--- Task goal ---
Print each of the entries exactly, leaving nothing out.

(Stored records)
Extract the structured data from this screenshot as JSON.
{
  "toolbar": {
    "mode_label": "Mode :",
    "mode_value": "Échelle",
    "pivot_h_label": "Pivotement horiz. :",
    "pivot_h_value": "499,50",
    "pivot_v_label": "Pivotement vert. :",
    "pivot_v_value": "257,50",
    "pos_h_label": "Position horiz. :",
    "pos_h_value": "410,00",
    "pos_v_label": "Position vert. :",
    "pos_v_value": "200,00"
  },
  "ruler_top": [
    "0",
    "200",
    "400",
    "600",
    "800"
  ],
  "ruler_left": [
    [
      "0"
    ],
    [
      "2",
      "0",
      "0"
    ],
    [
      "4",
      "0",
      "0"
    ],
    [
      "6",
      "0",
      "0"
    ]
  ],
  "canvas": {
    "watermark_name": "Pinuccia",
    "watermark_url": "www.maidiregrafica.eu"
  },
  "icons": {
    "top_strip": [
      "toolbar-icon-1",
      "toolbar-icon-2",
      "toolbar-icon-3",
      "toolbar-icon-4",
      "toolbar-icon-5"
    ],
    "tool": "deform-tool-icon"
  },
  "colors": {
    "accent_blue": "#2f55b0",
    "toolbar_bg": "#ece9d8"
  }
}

--- The reply ---
Extract the structured data from this screenshot as JSON.
{
  "toolbar": {
    "mode_label": "Mode :",
    "mode_value": "Échelle",
    "pivot_h_label": "Pivotement horiz. :",
    "pivot_h_value": "499,50",
    "pivot_v_label": "Pivotement vert. :",
    "pivot_v_value": "257,50",
    "pos_h_label": "Position horiz. :",
    "pos_h_value": "410,00",
    "pos_v_label": "Position vert. :",
    "pos_v_value": "200,00"
  },
  "ruler_top": [
    "0",
    "200",
    "400",
    "600",
    "800"
  ],
  "ruler_left": [
    [
      "0"
    ],
    [
      "2",
      "0",
      "0"
    ],
    [
      "4",
      "0",
      "0"
    ],
    [
      "6",
      "0",
      "0"
    ]
  ],
  "canvas": {
    "watermark_name": "Pinuccia",
    "watermark_url": "www.maidiregrafica.eu"
  },
  "icons": {
    "top_strip": [
      "toolbar-icon-1",
      "toolbar-icon-2",
      "toolbar-icon-3",
      "toolbar-icon-4",
      "toolbar-icon-5"
    ],
    "tool": "deform-tool-icon"
  },
  "colors": {
    "accent_blue": "#2f55b0",
    "toolbar_bg": "#ece9d8"
  }
}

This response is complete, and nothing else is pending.